Task statement
Count how many lines in this material contain "Service". The answer is that number alone.

[Stored data]
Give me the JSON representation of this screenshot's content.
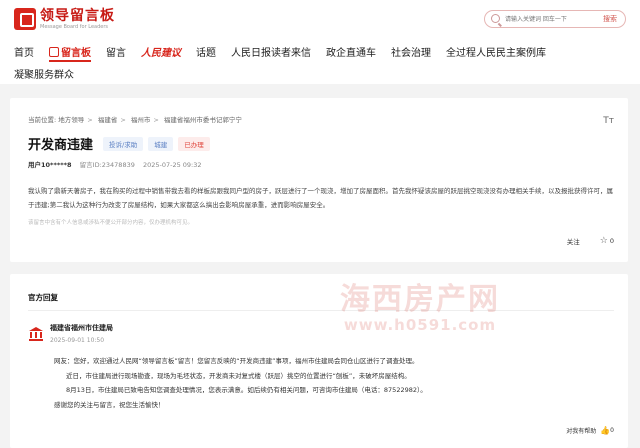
{
  "logo": {
    "title": "领导留言板",
    "subtitle": "Message Board for Leaders"
  },
  "search": {
    "placeholder": "请输入关键词 回车一下",
    "button": "搜索"
  },
  "nav": {
    "row1": [
      "首页",
      "留言板",
      "留言",
      "人民建议",
      "话题",
      "人民日报读者来信",
      "政企直通车",
      "社会治理",
      "全过程人民民主案例库"
    ],
    "row2": [
      "凝聚服务群众"
    ]
  },
  "post": {
    "breadcrumb": [
      "当前位置:",
      "地方领导",
      "福建省",
      "福州市",
      "福建省福州市委书记郭宁宁"
    ],
    "title": "开发商违建",
    "tags": [
      "投诉/求助",
      "城建",
      "已办理"
    ],
    "user": "用户10*****8",
    "message_id": "留言ID:23478839",
    "time": "2025-07-25 09:32",
    "content": "我认购了鼎新天著房子，我在购买的过程中销售带我去看的样板房跟我同户型的房子，跃层进行了一个现浇，增加了房屋面积。首先我怀疑该房屋的跃层挑空现浇没有办理相关手续，以及报批获得许可，属于违建;第二我认为这种行为改变了房屋结构，如果大家都这么搞出会影响房屋承重，进而影响房屋安全。",
    "disclaimer": "该留言中含有个人信息或涉私不便公开部分内容，仅办理机构可见。",
    "follow": "关注",
    "like_count": "0"
  },
  "reply": {
    "heading": "官方回复",
    "watermark": "海西房产网",
    "watermark_url": "www.h0591.com",
    "org": "福建省福州市住建局",
    "time": "2025-09-01 10:50",
    "lines": [
      "网友：您好，欢迎通过人民网“领导留言板”留言！您留言反映的“开发商违建”事项，福州市住建局会同仓山区进行了调查处理。",
      "近日，市住建局进行现场勘查，现场为毛坯状态，开发商未对复式楼（跃层）挑空的位置进行“刨板”，未破坏房屋结构。",
      "8月13日，市住建局已致电告知您调查处理情况，您表示满意。如后续仍有相关问题，可咨询市住建局（电话：87522982）。",
      "感谢您的关注与留言，祝您生活愉快！"
    ],
    "helpful": "对我有帮助",
    "like_count": "0"
  }
}
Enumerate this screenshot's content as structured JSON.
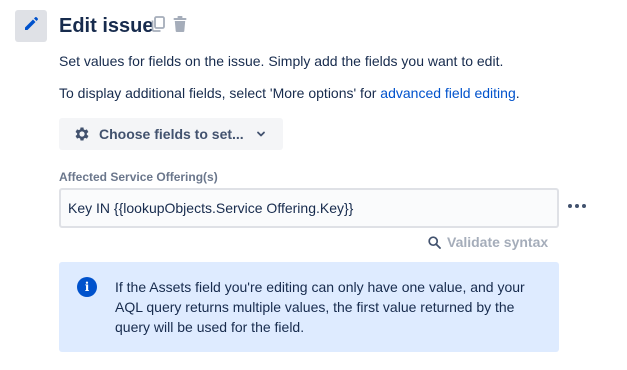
{
  "header": {
    "title": "Edit issue",
    "icons": [
      "pencil-icon",
      "copy-icon",
      "trash-icon"
    ]
  },
  "description": {
    "line1": "Set values for fields on the issue. Simply add the fields you want to edit.",
    "line2_prefix": "To display additional fields, select 'More options' for ",
    "line2_link": "advanced field editing",
    "line2_suffix": "."
  },
  "choose_fields": {
    "label": "Choose fields to set...",
    "icon": "gear-icon"
  },
  "field": {
    "label": "Affected Service Offering(s)",
    "value": "Key IN {{lookupObjects.Service Offering.Key}}"
  },
  "validate": {
    "label": "Validate syntax",
    "icon": "search-icon"
  },
  "info": {
    "text": "If the Assets field you're editing can only have one value, and your AQL query returns multiple values, the first value returned by the query will be used for the field."
  },
  "colors": {
    "link": "#0052cc",
    "info_bg": "#deebff",
    "info_icon": "#0052cc",
    "text": "#172b4d"
  }
}
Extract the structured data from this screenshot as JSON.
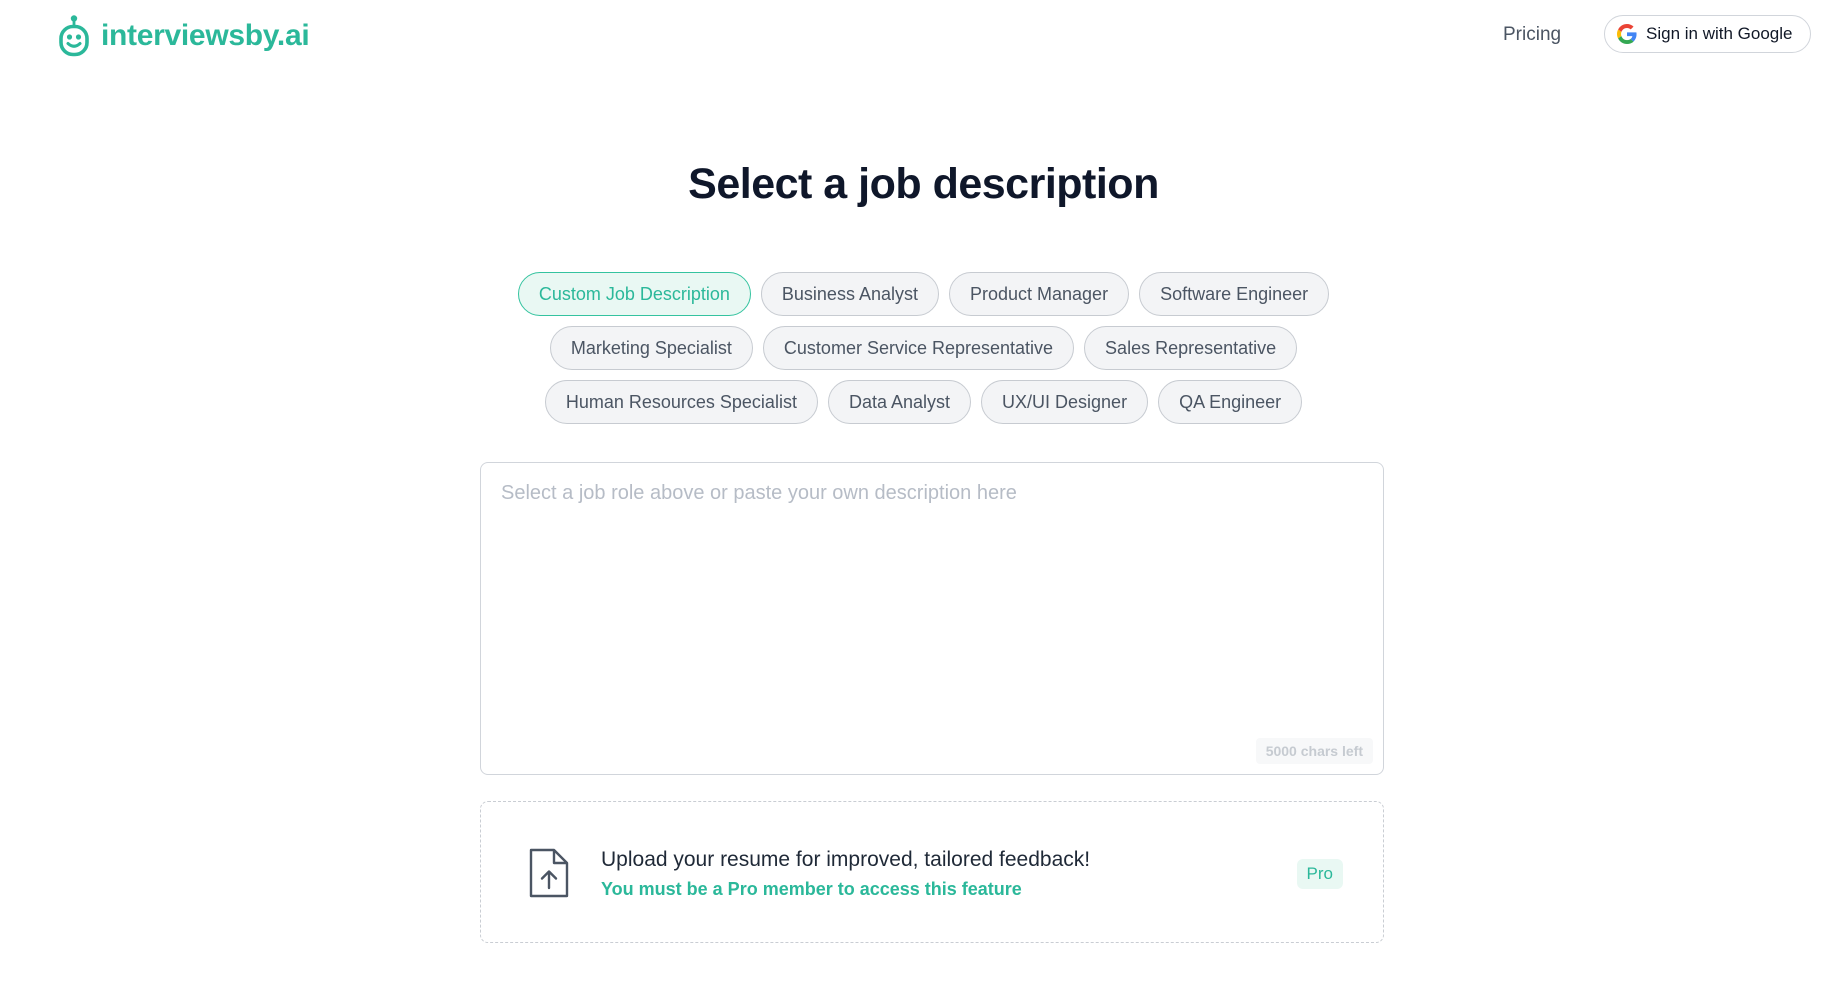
{
  "header": {
    "brand": "interviewsby.ai",
    "pricing_label": "Pricing",
    "signin_label": "Sign in with Google"
  },
  "main": {
    "title": "Select a job description",
    "chip_rows": [
      [
        "Custom Job Description",
        "Business Analyst",
        "Product Manager",
        "Software Engineer"
      ],
      [
        "Marketing Specialist",
        "Customer Service Representative",
        "Sales Representative"
      ],
      [
        "Human Resources Specialist",
        "Data Analyst",
        "UX/UI Designer",
        "QA Engineer"
      ]
    ],
    "selected_chip": "Custom Job Description",
    "description": {
      "value": "",
      "placeholder": "Select a job role above or paste your own description here",
      "chars_left": "5000 chars left"
    },
    "upload": {
      "title": "Upload your resume for improved, tailored feedback!",
      "subtitle": "You must be a Pro member to access this feature",
      "badge": "Pro"
    }
  },
  "colors": {
    "accent": "#2bb89a",
    "accent_light": "#e9f8f3",
    "title": "#0f172a"
  },
  "icons": {
    "logo": "robot-logo-icon",
    "google": "google-icon",
    "upload": "file-upload-icon"
  }
}
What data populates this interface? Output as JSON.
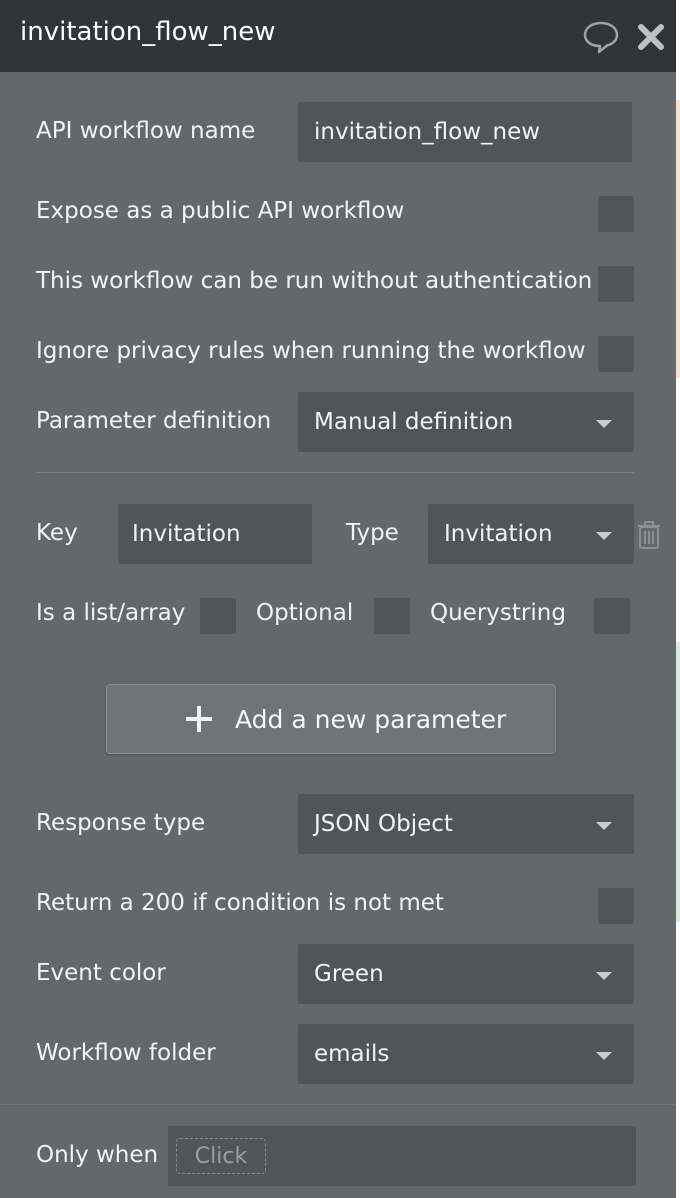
{
  "colors": {
    "panel_bg": "#62686c",
    "titlebar_bg": "#2f3538",
    "field_bg": "#4f5559",
    "button_bg": "#6e7478",
    "text": "#f1f3f4",
    "peek_orange": "#f5e3cf",
    "peek_green": "#d8ecd9"
  },
  "header": {
    "title": "invitation_flow_new",
    "comment_icon": "speech-bubble-icon",
    "close_icon": "close-x-icon"
  },
  "form": {
    "api_name_label": "API workflow name",
    "api_name_value": "invitation_flow_new",
    "expose_label": "Expose as a public API workflow",
    "no_auth_label": "This workflow can be run without authentication",
    "ignore_privacy_label": "Ignore privacy rules when running the workflow",
    "param_def_label": "Parameter definition",
    "param_def_value": "Manual definition"
  },
  "parameter": {
    "key_label": "Key",
    "key_value": "Invitation",
    "type_label": "Type",
    "type_value": "Invitation",
    "trash_icon": "trash-icon",
    "is_list_label": "Is a list/array",
    "optional_label": "Optional",
    "querystring_label": "Querystring"
  },
  "add_param": {
    "label": "Add a new parameter",
    "icon": "plus-icon"
  },
  "response": {
    "type_label": "Response type",
    "type_value": "JSON Object",
    "return200_label": "Return a 200 if condition is not met",
    "event_color_label": "Event color",
    "event_color_value": "Green",
    "folder_label": "Workflow folder",
    "folder_value": "emails"
  },
  "condition": {
    "label": "Only when",
    "placeholder": "Click"
  }
}
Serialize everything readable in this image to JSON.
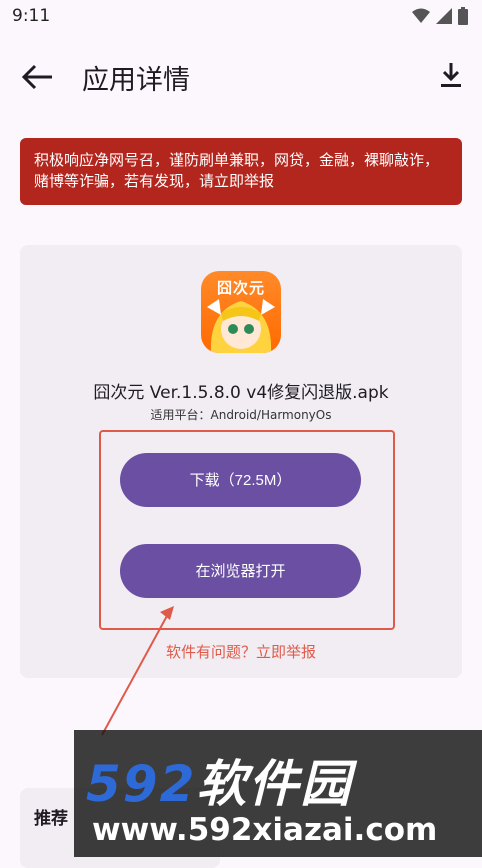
{
  "status_bar": {
    "time": "9:11"
  },
  "app_bar": {
    "title": "应用详情"
  },
  "warning": {
    "text": "积极响应净网号召，谨防刷单兼职，网贷，金融，裸聊敲诈，赌博等诈骗，若有发现，请立即举报"
  },
  "app": {
    "icon_text": "囧次元",
    "name": "囧次元 Ver.1.5.8.0  v4修复闪退版.apk",
    "platform": "适用平台：Android/HarmonyOs"
  },
  "buttons": {
    "download": "下载（72.5M）",
    "browser": "在浏览器打开"
  },
  "report_link": "软件有问题？立即举报",
  "recommend": {
    "title": "推荐"
  },
  "watermark": {
    "brand_num": "592",
    "brand_cn": "软件园",
    "url": "www.592xiazai.com"
  },
  "colors": {
    "primary": "#6a4fa3",
    "warning": "#b3261e",
    "annotation": "#e05a4a"
  }
}
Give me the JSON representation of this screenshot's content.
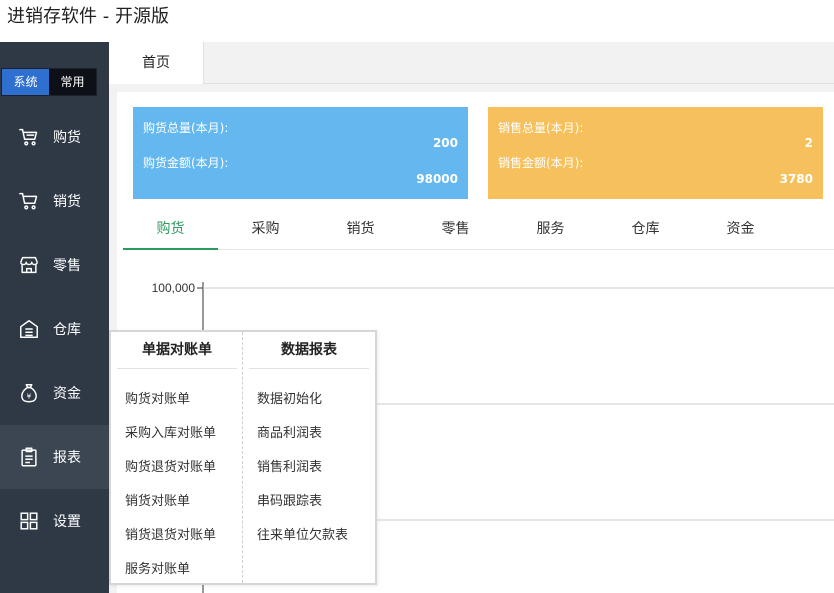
{
  "app": {
    "title": "进销存软件 - 开源版"
  },
  "sidebar": {
    "mode_system": "系统",
    "mode_common": "常用",
    "items": [
      {
        "label": "购货",
        "icon": "cart-icon"
      },
      {
        "label": "销货",
        "icon": "cart-icon"
      },
      {
        "label": "零售",
        "icon": "store-icon"
      },
      {
        "label": "仓库",
        "icon": "warehouse-icon"
      },
      {
        "label": "资金",
        "icon": "money-bag-icon"
      },
      {
        "label": "报表",
        "icon": "clipboard-icon"
      },
      {
        "label": "设置",
        "icon": "grid-icon"
      }
    ],
    "active_item": "报表"
  },
  "tabs": [
    {
      "label": "首页"
    }
  ],
  "stats": {
    "purchase": {
      "total_label": "购货总量(本月):",
      "total_value": "200",
      "amount_label": "购货金额(本月):",
      "amount_value": "98000",
      "color": "#65b8ef"
    },
    "sales": {
      "total_label": "销售总量(本月):",
      "total_value": "2",
      "amount_label": "销售金额(本月):",
      "amount_value": "3780",
      "color": "#f6c15c"
    }
  },
  "subtabs": [
    "购货",
    "采购",
    "销货",
    "零售",
    "服务",
    "仓库",
    "资金"
  ],
  "active_subtab": "购货",
  "chart": {
    "y_tick_visible": "100,000"
  },
  "popup": {
    "left_header": "单据对账单",
    "left_items": [
      "购货对账单",
      "采购入库对账单",
      "购货退货对账单",
      "销货对账单",
      "销货退货对账单",
      "服务对账单"
    ],
    "right_header": "数据报表",
    "right_items": [
      "数据初始化",
      "商品利润表",
      "销售利润表",
      "串码跟踪表",
      "往来单位欠款表"
    ]
  },
  "colors": {
    "sidebar_bg": "#2f3946",
    "accent_blue": "#2f6fd0",
    "accent_green": "#2d9b5f"
  }
}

Expected output
3